Excerpt provided:

• Speaking of Norton Healthcare, John Harryman, who was Suburban president and administrator, now will be at Norton’s Brownsboro Crossing’s facility, where he’ll report to Doug Winkelhake. The elevation of Winklehake, 39, over Harryman and Kevin Wardell, two more veteran executives, “was eye popping … youth over experience!” notes one source. More as we know more about this.
• This is a story you’re going to be hearing a lot more about. Insiders are talking about a suit or multiple suits between two of Louisville’s most influential families. The suit is between one of investor/philanthropist Nolen Allen’s family partnerships and the Fenley family, among the major commercial real estate players in the Louisville market. The suit is over the sale of the Springhurst properties, including a hotel, according to the original complaint, which was filed October 27. But there’s a lot more to this, say sources. And sources say a judge denied in January a Fenley motion to dismiss. “No question, this one is going to trial,” said one tipster. So our attorneys are pouring over the docs. More when we understand exactly what this is all about.

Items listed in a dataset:
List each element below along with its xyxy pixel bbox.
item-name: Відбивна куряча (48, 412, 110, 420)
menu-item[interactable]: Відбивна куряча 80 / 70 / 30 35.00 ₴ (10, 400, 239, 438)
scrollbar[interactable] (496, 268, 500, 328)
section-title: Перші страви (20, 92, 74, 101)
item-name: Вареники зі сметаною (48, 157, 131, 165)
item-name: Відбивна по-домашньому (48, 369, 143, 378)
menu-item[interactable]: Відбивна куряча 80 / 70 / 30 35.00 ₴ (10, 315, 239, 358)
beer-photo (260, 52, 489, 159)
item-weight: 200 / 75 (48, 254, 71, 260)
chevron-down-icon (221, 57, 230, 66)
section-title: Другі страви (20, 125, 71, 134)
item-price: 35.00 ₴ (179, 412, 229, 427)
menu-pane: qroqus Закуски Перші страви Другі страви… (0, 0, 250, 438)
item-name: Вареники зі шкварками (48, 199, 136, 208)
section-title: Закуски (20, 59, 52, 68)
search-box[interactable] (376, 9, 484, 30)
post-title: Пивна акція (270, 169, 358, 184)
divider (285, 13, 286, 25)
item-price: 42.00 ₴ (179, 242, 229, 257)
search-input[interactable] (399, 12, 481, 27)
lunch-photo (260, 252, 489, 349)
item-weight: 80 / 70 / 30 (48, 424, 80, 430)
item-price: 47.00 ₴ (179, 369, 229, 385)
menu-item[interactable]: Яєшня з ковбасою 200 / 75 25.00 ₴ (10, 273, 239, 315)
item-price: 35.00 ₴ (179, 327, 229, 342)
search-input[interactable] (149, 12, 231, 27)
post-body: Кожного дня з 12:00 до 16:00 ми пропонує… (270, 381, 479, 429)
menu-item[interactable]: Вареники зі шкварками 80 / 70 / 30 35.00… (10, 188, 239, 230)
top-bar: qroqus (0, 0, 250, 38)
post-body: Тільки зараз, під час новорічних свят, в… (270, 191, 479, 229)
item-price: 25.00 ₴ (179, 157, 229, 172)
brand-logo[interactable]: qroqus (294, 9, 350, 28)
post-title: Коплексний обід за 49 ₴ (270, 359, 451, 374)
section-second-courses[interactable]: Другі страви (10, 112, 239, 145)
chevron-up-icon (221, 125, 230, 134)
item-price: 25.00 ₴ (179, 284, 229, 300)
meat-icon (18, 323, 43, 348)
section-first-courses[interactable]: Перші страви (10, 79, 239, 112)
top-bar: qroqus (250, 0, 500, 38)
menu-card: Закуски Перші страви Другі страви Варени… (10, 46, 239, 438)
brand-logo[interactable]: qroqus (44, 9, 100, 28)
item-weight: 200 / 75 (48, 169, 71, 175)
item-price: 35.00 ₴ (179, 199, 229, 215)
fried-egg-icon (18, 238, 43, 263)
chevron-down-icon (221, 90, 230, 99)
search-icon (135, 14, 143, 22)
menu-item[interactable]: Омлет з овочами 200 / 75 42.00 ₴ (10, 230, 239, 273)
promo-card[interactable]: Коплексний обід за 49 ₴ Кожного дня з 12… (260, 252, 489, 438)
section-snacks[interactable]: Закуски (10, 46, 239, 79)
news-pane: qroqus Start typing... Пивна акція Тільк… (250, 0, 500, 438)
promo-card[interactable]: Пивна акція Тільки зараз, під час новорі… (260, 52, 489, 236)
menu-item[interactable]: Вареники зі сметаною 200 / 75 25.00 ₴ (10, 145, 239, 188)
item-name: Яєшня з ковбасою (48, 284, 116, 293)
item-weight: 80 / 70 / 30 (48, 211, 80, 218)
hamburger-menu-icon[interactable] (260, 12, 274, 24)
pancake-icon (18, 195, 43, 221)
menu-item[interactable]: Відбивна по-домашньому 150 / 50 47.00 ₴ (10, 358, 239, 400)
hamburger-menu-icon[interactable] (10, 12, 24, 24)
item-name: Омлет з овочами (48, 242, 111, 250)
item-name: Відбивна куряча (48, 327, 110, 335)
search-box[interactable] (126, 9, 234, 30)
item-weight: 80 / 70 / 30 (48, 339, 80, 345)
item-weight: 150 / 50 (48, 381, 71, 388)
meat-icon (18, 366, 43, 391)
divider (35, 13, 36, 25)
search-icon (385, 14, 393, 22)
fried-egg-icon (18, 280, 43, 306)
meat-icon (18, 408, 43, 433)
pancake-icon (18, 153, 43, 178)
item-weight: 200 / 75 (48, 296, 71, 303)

The task: Please check the Louisville business excerpt and say when the original complaint over the sale of the Springhurst properties was filed.

Response: October 27